GIVEN PROBLEM
Go through the lines below. Copy those with "arrow".

DATA LINES
..............................

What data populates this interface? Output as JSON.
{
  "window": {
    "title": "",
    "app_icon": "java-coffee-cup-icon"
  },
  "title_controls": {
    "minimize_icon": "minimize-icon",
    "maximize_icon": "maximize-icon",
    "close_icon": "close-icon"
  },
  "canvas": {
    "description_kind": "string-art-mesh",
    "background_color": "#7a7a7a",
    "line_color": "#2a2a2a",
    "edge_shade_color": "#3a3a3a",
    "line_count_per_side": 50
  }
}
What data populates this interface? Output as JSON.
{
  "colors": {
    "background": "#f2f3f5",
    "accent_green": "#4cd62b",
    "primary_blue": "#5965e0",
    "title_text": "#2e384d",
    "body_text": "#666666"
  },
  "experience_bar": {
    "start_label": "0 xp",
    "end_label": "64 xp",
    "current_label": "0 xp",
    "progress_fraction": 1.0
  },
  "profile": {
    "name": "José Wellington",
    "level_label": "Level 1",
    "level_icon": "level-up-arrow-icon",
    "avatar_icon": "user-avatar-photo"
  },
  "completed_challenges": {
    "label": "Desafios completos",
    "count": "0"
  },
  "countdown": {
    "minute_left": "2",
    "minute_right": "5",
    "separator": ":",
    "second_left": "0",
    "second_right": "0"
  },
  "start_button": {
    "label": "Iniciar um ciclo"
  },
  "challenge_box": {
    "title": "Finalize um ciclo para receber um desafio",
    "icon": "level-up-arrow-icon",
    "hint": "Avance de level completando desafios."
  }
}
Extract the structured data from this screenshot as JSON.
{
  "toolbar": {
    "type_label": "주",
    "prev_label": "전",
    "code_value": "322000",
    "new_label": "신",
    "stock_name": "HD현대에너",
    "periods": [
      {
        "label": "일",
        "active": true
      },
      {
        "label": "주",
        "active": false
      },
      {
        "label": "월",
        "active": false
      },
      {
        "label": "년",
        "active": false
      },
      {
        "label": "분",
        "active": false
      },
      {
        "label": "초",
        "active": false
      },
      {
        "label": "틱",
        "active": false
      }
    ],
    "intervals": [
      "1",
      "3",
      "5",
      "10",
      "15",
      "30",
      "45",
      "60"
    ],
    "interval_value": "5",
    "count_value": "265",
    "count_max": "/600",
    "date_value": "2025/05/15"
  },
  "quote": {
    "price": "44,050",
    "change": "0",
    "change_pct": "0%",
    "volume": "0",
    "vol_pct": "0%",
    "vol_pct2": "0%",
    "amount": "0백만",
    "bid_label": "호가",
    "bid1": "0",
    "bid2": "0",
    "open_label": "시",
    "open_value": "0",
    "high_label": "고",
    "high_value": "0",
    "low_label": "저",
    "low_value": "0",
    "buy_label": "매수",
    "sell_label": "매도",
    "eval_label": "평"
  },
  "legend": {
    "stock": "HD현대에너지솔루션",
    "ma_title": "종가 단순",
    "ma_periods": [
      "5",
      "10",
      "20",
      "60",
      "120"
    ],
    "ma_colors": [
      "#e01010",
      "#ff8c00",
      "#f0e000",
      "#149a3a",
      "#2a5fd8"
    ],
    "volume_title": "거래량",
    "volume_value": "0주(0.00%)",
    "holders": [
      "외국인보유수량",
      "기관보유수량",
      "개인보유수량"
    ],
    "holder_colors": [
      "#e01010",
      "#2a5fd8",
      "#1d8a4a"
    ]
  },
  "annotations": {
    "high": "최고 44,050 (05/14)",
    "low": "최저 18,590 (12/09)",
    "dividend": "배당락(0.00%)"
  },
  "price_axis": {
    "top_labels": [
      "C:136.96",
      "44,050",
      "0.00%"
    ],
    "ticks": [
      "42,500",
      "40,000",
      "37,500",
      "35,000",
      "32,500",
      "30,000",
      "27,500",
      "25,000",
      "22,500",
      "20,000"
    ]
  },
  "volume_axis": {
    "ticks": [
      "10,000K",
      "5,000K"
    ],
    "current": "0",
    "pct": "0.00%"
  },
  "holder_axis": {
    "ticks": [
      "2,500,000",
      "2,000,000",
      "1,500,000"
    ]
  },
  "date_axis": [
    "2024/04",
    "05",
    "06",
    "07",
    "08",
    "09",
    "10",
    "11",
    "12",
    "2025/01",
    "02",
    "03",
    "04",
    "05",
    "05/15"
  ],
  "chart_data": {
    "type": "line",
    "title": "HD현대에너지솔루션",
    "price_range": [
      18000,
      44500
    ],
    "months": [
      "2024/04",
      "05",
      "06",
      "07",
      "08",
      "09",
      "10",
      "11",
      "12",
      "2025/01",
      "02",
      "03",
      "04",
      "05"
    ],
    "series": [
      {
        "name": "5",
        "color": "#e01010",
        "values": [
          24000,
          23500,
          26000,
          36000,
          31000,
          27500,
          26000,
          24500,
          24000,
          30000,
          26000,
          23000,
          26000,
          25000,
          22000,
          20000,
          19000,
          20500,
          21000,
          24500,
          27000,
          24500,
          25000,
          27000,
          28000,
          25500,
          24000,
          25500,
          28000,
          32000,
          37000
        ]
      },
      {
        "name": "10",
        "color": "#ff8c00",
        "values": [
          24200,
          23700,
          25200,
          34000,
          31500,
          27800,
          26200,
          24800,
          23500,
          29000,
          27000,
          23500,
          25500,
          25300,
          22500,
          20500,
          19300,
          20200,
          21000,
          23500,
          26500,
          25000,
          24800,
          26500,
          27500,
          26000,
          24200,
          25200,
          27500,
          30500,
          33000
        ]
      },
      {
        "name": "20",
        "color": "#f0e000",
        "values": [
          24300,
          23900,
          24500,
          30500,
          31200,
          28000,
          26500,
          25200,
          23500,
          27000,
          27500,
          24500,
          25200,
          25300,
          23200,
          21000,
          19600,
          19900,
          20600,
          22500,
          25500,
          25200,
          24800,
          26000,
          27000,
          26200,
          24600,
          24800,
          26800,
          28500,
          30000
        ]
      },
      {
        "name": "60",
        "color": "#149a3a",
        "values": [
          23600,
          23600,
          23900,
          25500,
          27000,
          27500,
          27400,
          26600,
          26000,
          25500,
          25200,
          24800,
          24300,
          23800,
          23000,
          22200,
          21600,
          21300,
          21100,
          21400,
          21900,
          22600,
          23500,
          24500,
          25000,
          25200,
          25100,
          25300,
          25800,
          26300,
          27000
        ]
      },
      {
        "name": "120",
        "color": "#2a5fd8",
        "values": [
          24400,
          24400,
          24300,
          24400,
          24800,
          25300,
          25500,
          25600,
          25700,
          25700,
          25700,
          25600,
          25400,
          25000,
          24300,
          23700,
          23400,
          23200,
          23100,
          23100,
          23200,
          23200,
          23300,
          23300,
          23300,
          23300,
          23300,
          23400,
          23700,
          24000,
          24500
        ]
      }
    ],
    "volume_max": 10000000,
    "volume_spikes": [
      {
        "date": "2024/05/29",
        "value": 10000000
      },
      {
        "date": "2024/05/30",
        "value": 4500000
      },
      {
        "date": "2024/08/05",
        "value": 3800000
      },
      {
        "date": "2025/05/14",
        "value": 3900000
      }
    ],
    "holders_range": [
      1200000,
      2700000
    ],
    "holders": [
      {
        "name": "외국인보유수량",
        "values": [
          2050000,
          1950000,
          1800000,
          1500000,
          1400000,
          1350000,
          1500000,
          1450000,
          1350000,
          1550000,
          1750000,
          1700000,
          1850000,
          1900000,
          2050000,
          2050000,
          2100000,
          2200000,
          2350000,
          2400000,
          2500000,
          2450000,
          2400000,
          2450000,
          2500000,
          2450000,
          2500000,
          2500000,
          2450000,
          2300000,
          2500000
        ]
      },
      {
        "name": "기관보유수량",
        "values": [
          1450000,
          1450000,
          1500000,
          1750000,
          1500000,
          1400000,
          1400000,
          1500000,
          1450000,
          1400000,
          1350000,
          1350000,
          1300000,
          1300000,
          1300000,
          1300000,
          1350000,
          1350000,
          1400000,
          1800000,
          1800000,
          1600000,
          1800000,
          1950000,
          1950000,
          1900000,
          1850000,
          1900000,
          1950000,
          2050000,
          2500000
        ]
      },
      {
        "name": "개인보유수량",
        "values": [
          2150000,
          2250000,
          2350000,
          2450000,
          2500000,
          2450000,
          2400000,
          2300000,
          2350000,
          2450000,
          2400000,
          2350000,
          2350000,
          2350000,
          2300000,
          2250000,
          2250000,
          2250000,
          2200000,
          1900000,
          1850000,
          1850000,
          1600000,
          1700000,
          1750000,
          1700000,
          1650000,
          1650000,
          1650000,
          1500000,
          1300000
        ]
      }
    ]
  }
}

..............................

TASK OUTPUT
    "level_icon": "level-up-arrow-icon",
    "icon": "level-up-arrow-icon",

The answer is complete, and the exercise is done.